### Problem details
Give the listing again exactly, omitting its images.

### Dataset records
>> start

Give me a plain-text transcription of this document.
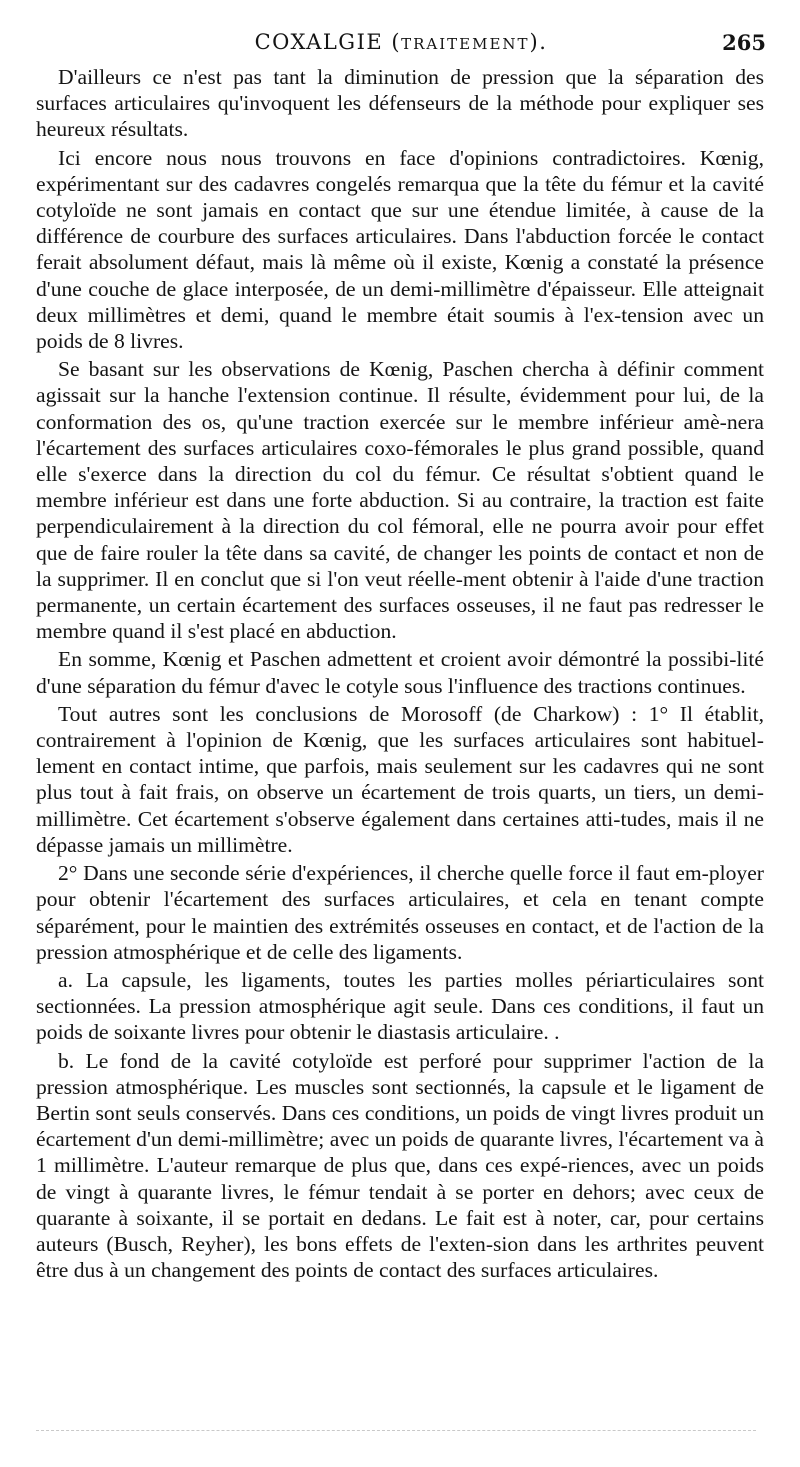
COXALGIE (TRAITEMENT).	265

D'ailleurs ce n'est pas tant la diminution de pression que la séparation des surfaces articulaires qu'invoquent les défenseurs de la méthode pour expliquer ses heureux résultats.

Ici encore nous nous trouvons en face d'opinions contradictoires. Kœnig, expérimentant sur des cadavres congelés remarqua que la tête du fémur et la cavité cotyloïde ne sont jamais en contact que sur une étendue limitée, à cause de la différence de courbure des surfaces articulaires. Dans l'abduction forcée le contact ferait absolument défaut, mais là même où il existe, Kœnig a constaté la présence d'une couche de glace interposée, de un demi-millimètre d'épaisseur. Elle atteignait deux millimètres et demi, quand le membre était soumis à l'ex-tension avec un poids de 8 livres.

Se basant sur les observations de Kœnig, Paschen chercha à définir comment agissait sur la hanche l'extension continue. Il résulte, évidemment pour lui, de la conformation des os, qu'une traction exercée sur le membre inférieur amè-nera l'écartement des surfaces articulaires coxo-fémorales le plus grand possible, quand elle s'exerce dans la direction du col du fémur. Ce résultat s'obtient quand le membre inférieur est dans une forte abduction. Si au contraire, la traction est faite perpendiculairement à la direction du col fémoral, elle ne pourra avoir pour effet que de faire rouler la tête dans sa cavité, de changer les points de contact et non de la supprimer. Il en conclut que si l'on veut réelle-ment obtenir à l'aide d'une traction permanente, un certain écartement des surfaces osseuses, il ne faut pas redresser le membre quand il s'est placé en abduction.

En somme, Kœnig et Paschen admettent et croient avoir démontré la possibi-lité d'une séparation du fémur d'avec le cotyle sous l'influence des tractions continues.

Tout autres sont les conclusions de Morosoff (de Charkow) : 1° Il établit, contrairement à l'opinion de Kœnig, que les surfaces articulaires sont habituel-lement en contact intime, que parfois, mais seulement sur les cadavres qui ne sont plus tout à fait frais, on observe un écartement de trois quarts, un tiers, un demi-millimètre. Cet écartement s'observe également dans certaines atti-tudes, mais il ne dépasse jamais un millimètre.

2° Dans une seconde série d'expériences, il cherche quelle force il faut em-ployer pour obtenir l'écartement des surfaces articulaires, et cela en tenant compte séparément, pour le maintien des extrémités osseuses en contact, et de l'action de la pression atmosphérique et de celle des ligaments.

a. La capsule, les ligaments, toutes les parties molles périarticulaires sont sectionnées. La pression atmosphérique agit seule. Dans ces conditions, il faut un poids de soixante livres pour obtenir le diastasis articulaire. .

b. Le fond de la cavité cotyloïde est perforé pour supprimer l'action de la pression atmosphérique. Les muscles sont sectionnés, la capsule et le ligament de Bertin sont seuls conservés. Dans ces conditions, un poids de vingt livres produit un écartement d'un demi-millimètre; avec un poids de quarante livres, l'écartement va à 1 millimètre. L'auteur remarque de plus que, dans ces expé-riences, avec un poids de vingt à quarante livres, le fémur tendait à se porter en dehors; avec ceux de quarante à soixante, il se portait en dedans. Le fait est à noter, car, pour certains auteurs (Busch, Reyher), les bons effets de l'exten-sion dans les arthrites peuvent être dus à un changement des points de contact des surfaces articulaires.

>> end

### Final result
Give me a plain-text transcription of this document.
COXALGIE (TRAITEMENT).	265

D'ailleurs ce n'est pas tant la diminution de pression que la séparation des surfaces articulaires qu'invoquent les défenseurs de la méthode pour expliquer ses heureux résultats.

Ici encore nous nous trouvons en face d'opinions contradictoires. Kœnig, expérimentant sur des cadavres congelés remarqua que la tête du fémur et la cavité cotyloïde ne sont jamais en contact que sur une étendue limitée, à cause de la différence de courbure des surfaces articulaires. Dans l'abduction forcée le contact ferait absolument défaut, mais là même où il existe, Kœnig a constaté la présence d'une couche de glace interposée, de un demi-millimètre d'épaisseur. Elle atteignait deux millimètres et demi, quand le membre était soumis à l'ex-tension avec un poids de 8 livres.

Se basant sur les observations de Kœnig, Paschen chercha à définir comment agissait sur la hanche l'extension continue. Il résulte, évidemment pour lui, de la conformation des os, qu'une traction exercée sur le membre inférieur amè-nera l'écartement des surfaces articulaires coxo-fémorales le plus grand possible, quand elle s'exerce dans la direction du col du fémur. Ce résultat s'obtient quand le membre inférieur est dans une forte abduction. Si au contraire, la traction est faite perpendiculairement à la direction du col fémoral, elle ne pourra avoir pour effet que de faire rouler la tête dans sa cavité, de changer les points de contact et non de la supprimer. Il en conclut que si l'on veut réelle-ment obtenir à l'aide d'une traction permanente, un certain écartement des surfaces osseuses, il ne faut pas redresser le membre quand il s'est placé en abduction.

En somme, Kœnig et Paschen admettent et croient avoir démontré la possibi-lité d'une séparation du fémur d'avec le cotyle sous l'influence des tractions continues.

Tout autres sont les conclusions de Morosoff (de Charkow) : 1° Il établit, contrairement à l'opinion de Kœnig, que les surfaces articulaires sont habituel-lement en contact intime, que parfois, mais seulement sur les cadavres qui ne sont plus tout à fait frais, on observe un écartement de trois quarts, un tiers, un demi-millimètre. Cet écartement s'observe également dans certaines atti-tudes, mais il ne dépasse jamais un millimètre.

2° Dans une seconde série d'expériences, il cherche quelle force il faut em-ployer pour obtenir l'écartement des surfaces articulaires, et cela en tenant compte séparément, pour le maintien des extrémités osseuses en contact, et de l'action de la pression atmosphérique et de celle des ligaments.

a. La capsule, les ligaments, toutes les parties molles périarticulaires sont sectionnées. La pression atmosphérique agit seule. Dans ces conditions, il faut un poids de soixante livres pour obtenir le diastasis articulaire. .

b. Le fond de la cavité cotyloïde est perforé pour supprimer l'action de la pression atmosphérique. Les muscles sont sectionnés, la capsule et le ligament de Bertin sont seuls conservés. Dans ces conditions, un poids de vingt livres produit un écartement d'un demi-millimètre; avec un poids de quarante livres, l'écartement va à 1 millimètre. L'auteur remarque de plus que, dans ces expé-riences, avec un poids de vingt à quarante livres, le fémur tendait à se porter en dehors; avec ceux de quarante à soixante, il se portait en dedans. Le fait est à noter, car, pour certains auteurs (Busch, Reyher), les bons effets de l'exten-sion dans les arthrites peuvent être dus à un changement des points de contact des surfaces articulaires.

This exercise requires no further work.